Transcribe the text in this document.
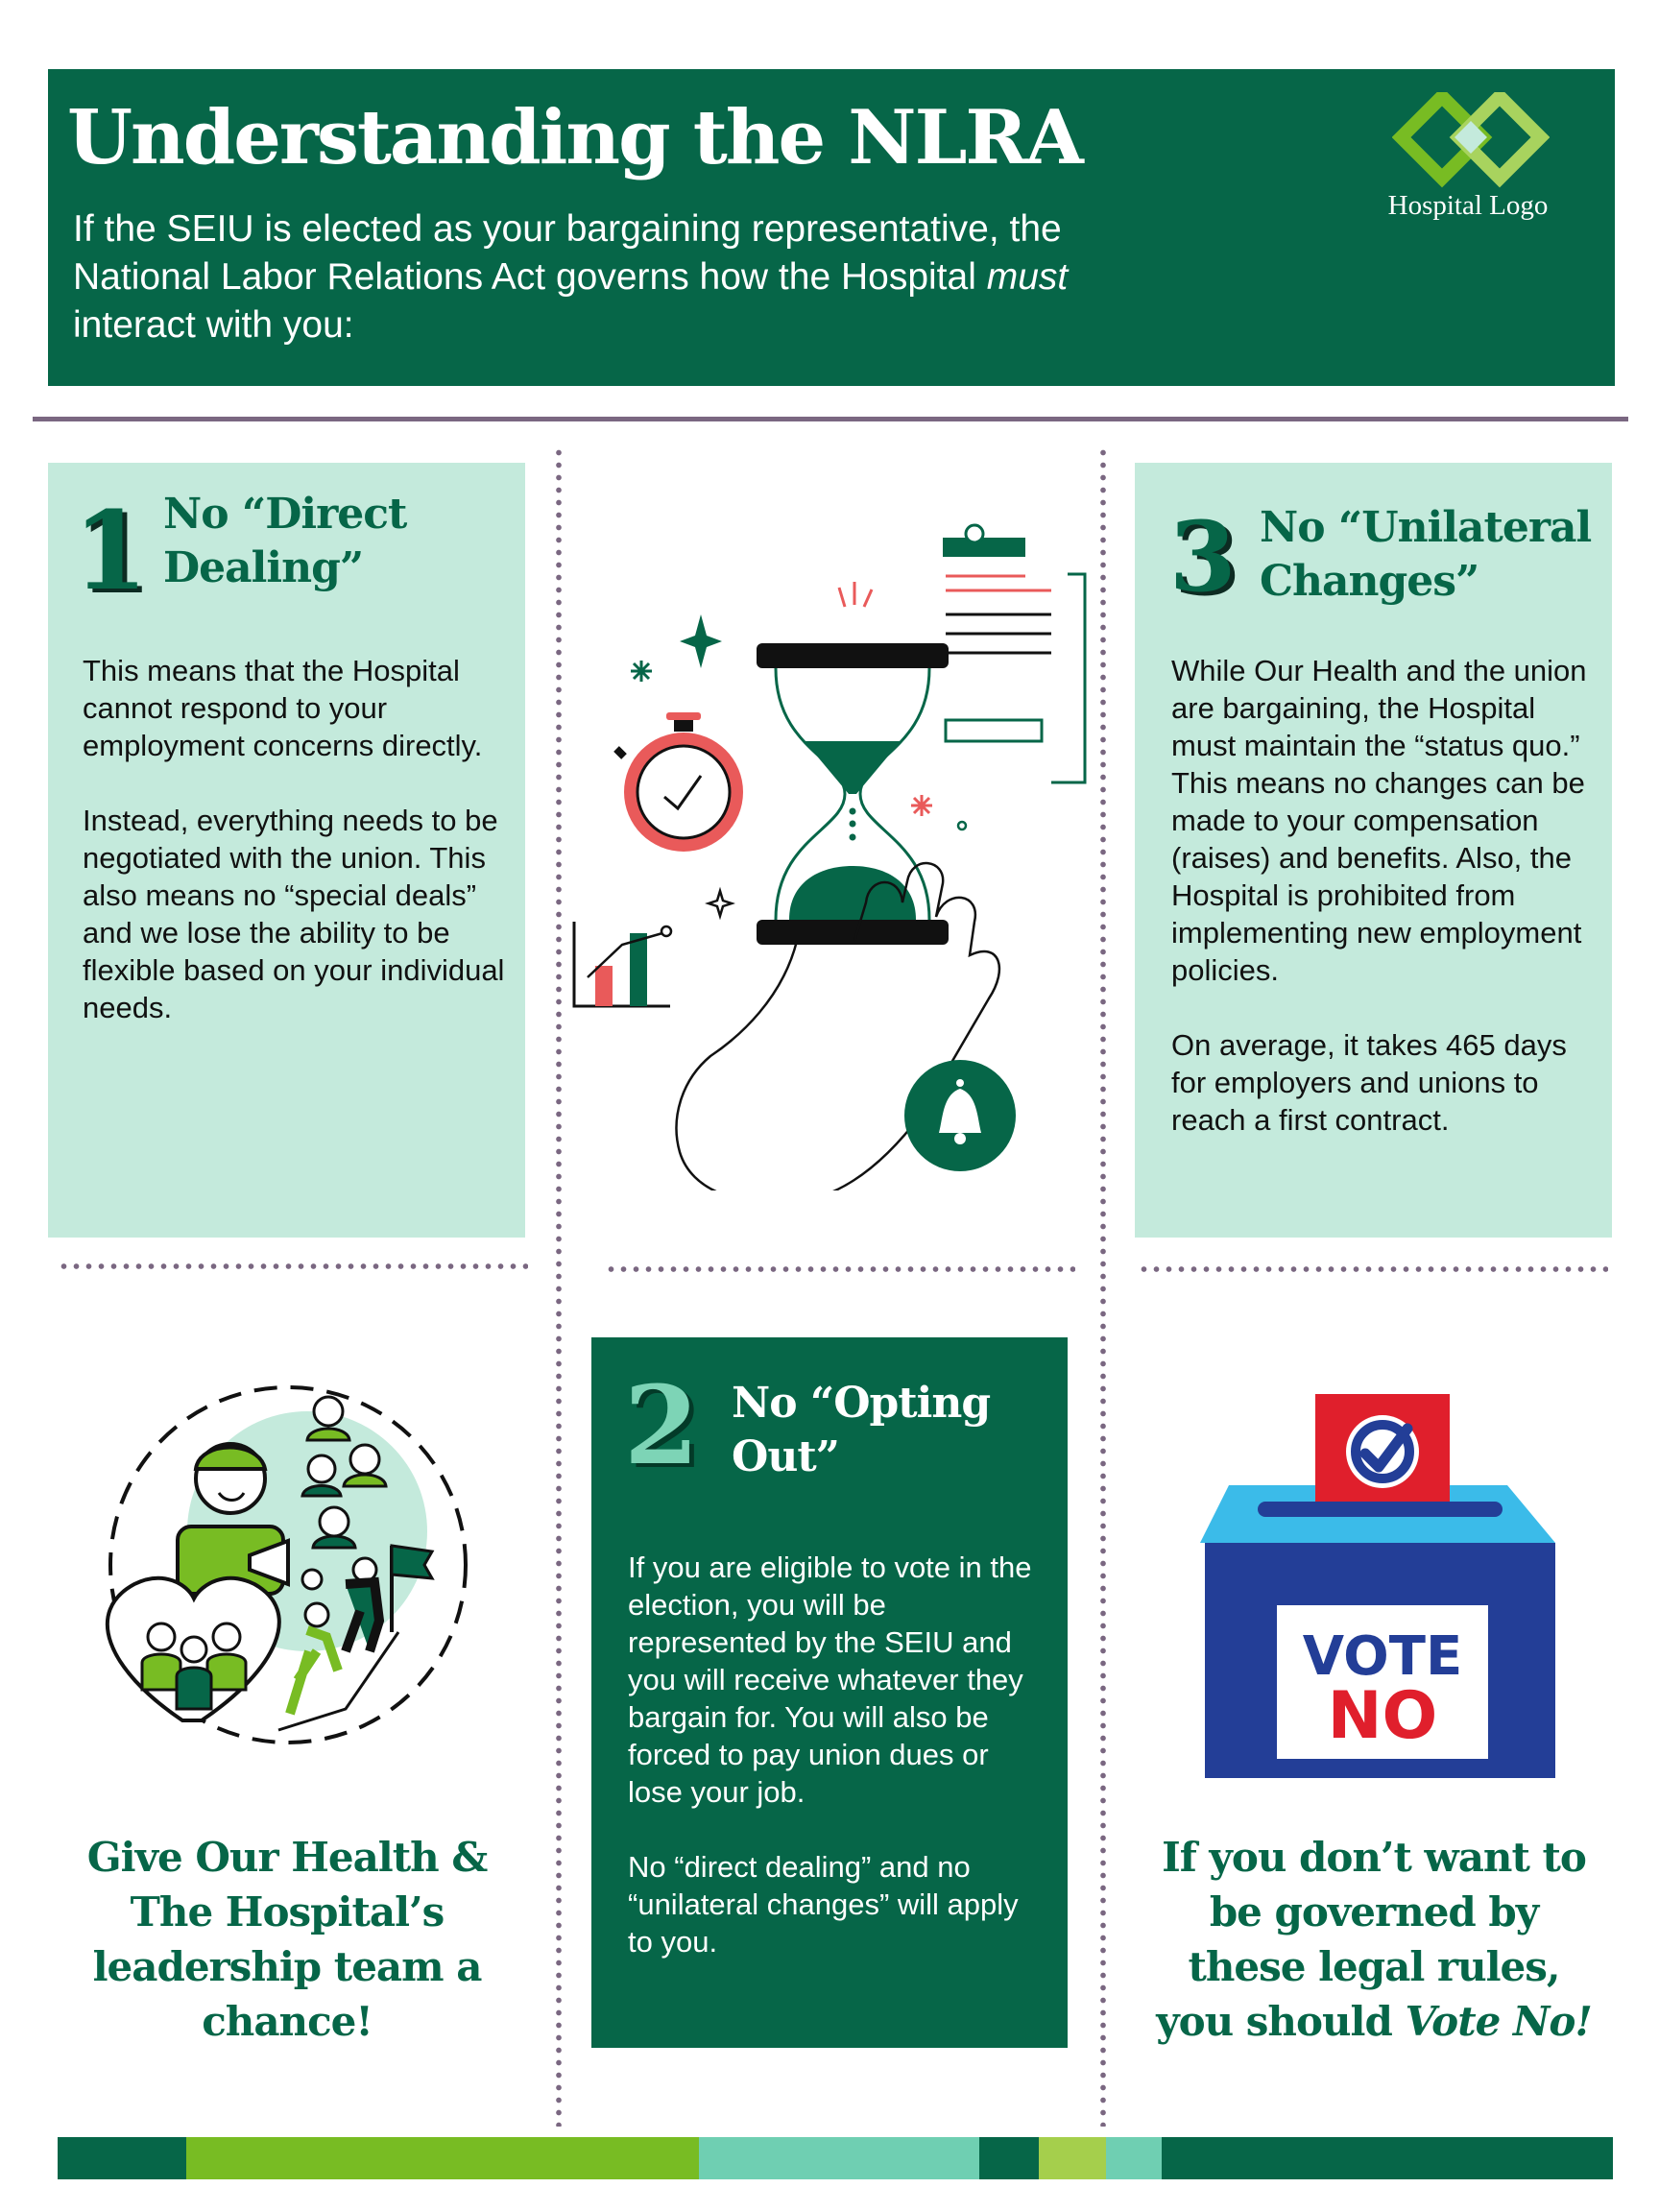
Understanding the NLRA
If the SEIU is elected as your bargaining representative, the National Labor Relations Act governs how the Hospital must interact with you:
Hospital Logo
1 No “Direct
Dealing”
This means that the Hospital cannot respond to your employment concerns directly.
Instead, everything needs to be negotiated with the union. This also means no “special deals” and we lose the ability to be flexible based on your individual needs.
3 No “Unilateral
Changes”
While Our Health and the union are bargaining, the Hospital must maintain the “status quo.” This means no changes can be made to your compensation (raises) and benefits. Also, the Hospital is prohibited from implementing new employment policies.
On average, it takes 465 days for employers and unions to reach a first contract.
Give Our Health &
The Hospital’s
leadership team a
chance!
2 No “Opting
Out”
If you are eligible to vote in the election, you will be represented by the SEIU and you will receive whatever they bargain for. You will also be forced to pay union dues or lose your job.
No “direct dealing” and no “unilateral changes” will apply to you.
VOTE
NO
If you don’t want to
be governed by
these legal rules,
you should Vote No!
◇ ◇ ◇ ◇ ◇ ◇ ◇
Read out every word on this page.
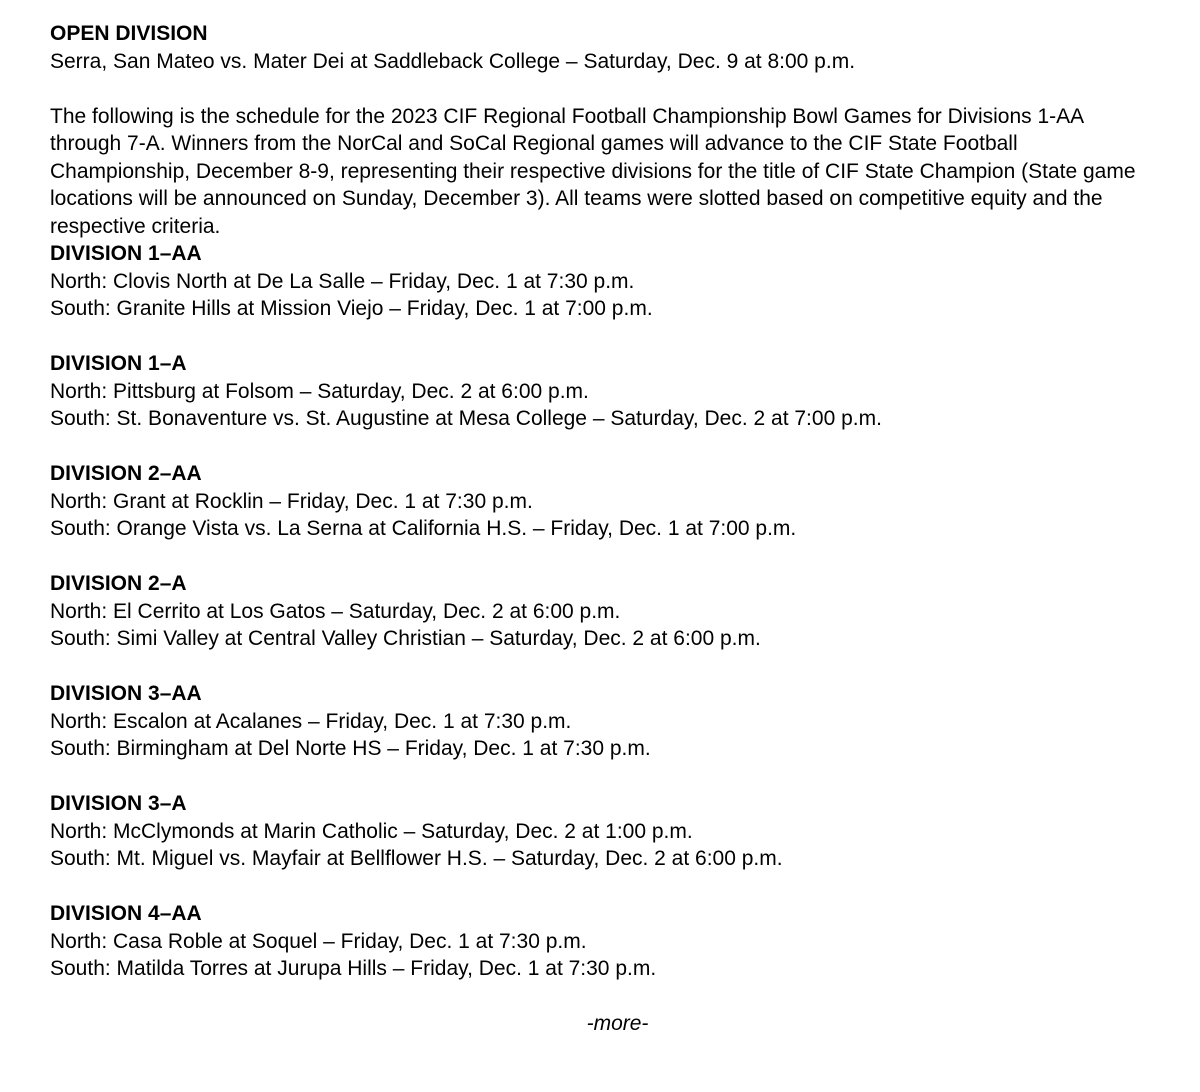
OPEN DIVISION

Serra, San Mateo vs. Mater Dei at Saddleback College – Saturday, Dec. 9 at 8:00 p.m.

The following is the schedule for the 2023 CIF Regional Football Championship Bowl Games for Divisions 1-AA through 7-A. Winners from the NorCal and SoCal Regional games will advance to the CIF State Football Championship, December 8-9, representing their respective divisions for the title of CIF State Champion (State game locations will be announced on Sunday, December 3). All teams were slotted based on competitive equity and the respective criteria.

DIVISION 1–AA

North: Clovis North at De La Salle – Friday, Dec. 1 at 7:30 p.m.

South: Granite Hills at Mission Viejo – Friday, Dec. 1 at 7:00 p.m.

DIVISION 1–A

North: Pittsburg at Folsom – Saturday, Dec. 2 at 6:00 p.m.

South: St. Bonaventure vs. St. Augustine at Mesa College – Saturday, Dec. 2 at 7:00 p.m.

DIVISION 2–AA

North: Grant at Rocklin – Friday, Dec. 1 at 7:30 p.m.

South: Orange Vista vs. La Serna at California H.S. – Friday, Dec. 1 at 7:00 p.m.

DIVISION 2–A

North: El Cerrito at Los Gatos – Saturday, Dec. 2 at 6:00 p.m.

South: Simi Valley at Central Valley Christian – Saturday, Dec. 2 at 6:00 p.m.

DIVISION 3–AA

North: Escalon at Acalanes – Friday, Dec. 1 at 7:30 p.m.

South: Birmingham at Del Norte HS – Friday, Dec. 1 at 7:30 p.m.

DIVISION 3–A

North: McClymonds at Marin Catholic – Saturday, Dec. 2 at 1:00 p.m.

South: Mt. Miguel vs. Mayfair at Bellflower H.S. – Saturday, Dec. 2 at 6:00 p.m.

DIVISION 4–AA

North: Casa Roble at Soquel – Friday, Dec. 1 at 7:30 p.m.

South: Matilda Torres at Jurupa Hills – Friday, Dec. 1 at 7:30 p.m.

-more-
◇ ◇ ◇ ◇ ◇ ◇ ◇
Problem to work on: Go through the material above and count the lines that contain "bargaining"; answer with the number alone.

Exercise answer: 2